→ Source document:
▼

It should be noted that: (1) the survey instrument presented in table 3 already reflects the changes made based on validation results (described in the next section); and (2) questions for collecting respondents' demographic data are not included but can be added as needed.

Validation results

Pretest

The pretest sample consisted of 10 physicians, five nurses, and five pharmacists. About two thirds of them are practicing clinicians who use the CPOE system on a daily basis; the remainder are members of technical or managerial teams who have abundant experience with the system as well as user submitted issues.

The feedback received in this stage was focused on question clarity, survey flow, and administration of the survey in the online tool. In particular, specific concerns were raised regarding several items that were initially worded negatively; reviewers suggested that when administered to busy practicing clinicians, negatively worded questions or statements could be confusing or misleading, thus defeating their purpose of enhancing the reliability of self-reported data. Based on these suggestions, the research team revised the survey instrument accordingly. The questionnaire presented in table 3 reflects the changes made during this step.

▲

→ Explore the material:
1. In the validation passage, rewrite the stretch from "The pretest sample" through "user submitted issues.", changing "pharmacists" to "dentists".
2. Translate this sentence from the validation passage into Spanish: "The pretest sample consisted of 10 physicians, five nurses, and five pharmacists."
3. According to the validation passage, what did reviewers say negatively worded questions could be when given to busy practicing clinicians?

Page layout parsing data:
▼

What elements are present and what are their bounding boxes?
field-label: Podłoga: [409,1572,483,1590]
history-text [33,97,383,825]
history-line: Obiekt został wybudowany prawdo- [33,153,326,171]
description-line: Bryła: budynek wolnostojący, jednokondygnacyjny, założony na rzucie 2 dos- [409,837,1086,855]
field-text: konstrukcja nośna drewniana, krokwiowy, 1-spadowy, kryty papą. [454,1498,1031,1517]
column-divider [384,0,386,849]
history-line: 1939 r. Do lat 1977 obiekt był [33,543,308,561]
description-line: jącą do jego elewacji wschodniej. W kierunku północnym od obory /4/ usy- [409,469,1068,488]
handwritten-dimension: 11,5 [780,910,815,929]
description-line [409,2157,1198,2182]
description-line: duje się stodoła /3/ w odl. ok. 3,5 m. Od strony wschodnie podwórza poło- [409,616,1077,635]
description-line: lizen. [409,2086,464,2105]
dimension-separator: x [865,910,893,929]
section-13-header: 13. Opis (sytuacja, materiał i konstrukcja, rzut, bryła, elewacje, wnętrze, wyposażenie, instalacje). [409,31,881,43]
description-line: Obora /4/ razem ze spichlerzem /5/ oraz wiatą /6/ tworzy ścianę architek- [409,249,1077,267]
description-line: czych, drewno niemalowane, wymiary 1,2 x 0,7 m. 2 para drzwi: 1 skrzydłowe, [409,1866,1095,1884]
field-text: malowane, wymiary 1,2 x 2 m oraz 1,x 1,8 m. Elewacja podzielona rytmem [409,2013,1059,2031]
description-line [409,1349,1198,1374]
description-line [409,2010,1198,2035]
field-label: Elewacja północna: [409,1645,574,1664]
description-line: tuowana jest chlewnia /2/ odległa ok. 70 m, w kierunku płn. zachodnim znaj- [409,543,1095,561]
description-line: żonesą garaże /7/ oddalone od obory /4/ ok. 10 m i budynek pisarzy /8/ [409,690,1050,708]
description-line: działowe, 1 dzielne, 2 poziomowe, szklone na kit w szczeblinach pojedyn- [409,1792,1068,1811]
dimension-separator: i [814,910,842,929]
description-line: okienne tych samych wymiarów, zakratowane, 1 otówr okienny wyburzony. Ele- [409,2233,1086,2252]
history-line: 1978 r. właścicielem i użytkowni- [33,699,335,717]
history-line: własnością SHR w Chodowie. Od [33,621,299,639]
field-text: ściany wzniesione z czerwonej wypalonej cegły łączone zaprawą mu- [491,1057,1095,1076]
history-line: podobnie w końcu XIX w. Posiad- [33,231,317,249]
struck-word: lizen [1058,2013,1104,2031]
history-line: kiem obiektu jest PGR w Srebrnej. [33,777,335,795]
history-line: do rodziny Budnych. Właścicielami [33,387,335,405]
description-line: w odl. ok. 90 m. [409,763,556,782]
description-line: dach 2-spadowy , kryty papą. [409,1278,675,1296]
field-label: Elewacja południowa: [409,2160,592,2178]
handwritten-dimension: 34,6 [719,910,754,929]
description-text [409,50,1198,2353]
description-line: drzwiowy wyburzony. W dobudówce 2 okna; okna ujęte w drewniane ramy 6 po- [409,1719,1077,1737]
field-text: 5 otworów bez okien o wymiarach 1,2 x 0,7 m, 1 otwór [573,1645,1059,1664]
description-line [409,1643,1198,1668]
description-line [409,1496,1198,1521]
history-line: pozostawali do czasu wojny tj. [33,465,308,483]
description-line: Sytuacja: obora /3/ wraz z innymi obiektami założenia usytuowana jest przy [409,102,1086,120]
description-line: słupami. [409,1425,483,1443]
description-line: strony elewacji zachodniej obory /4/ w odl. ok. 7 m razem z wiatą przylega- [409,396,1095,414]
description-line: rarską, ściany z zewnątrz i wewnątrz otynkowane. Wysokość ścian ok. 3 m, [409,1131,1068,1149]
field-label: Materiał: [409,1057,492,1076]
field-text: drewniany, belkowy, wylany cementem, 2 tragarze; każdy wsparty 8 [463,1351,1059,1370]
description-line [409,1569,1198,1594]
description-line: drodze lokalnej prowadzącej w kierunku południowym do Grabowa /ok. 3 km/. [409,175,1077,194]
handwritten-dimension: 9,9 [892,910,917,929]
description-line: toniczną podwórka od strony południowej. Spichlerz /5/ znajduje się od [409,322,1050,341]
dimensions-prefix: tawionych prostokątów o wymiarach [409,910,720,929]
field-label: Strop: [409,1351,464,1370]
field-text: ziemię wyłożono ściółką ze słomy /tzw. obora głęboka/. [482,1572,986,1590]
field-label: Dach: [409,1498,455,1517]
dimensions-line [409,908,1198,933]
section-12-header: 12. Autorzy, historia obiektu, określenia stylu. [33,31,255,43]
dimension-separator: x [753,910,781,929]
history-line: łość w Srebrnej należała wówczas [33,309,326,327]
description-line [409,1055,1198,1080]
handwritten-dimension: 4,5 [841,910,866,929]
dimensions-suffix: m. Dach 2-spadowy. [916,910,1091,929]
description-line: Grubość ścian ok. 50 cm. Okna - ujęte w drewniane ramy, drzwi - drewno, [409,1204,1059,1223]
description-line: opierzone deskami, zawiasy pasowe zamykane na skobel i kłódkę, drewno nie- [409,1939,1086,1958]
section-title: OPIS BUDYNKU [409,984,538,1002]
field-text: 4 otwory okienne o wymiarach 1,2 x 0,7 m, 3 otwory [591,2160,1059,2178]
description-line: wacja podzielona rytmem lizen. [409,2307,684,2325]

▲

→ Solutions to the tasks:
1.
The pretest sample consisted of 10 physicians, five nurses, and five dentists. About two thirds of them are practicing clinicians who use the CPOE system on a daily basis; the remainder are members of technical or managerial teams who have abundant experience with the system as well as user submitted issues.

2. La muestra de la prueba previa estuvo compuesta por 10 médicos, cinco enfermeros y cinco farmacéuticos.

3. Confusing or misleading.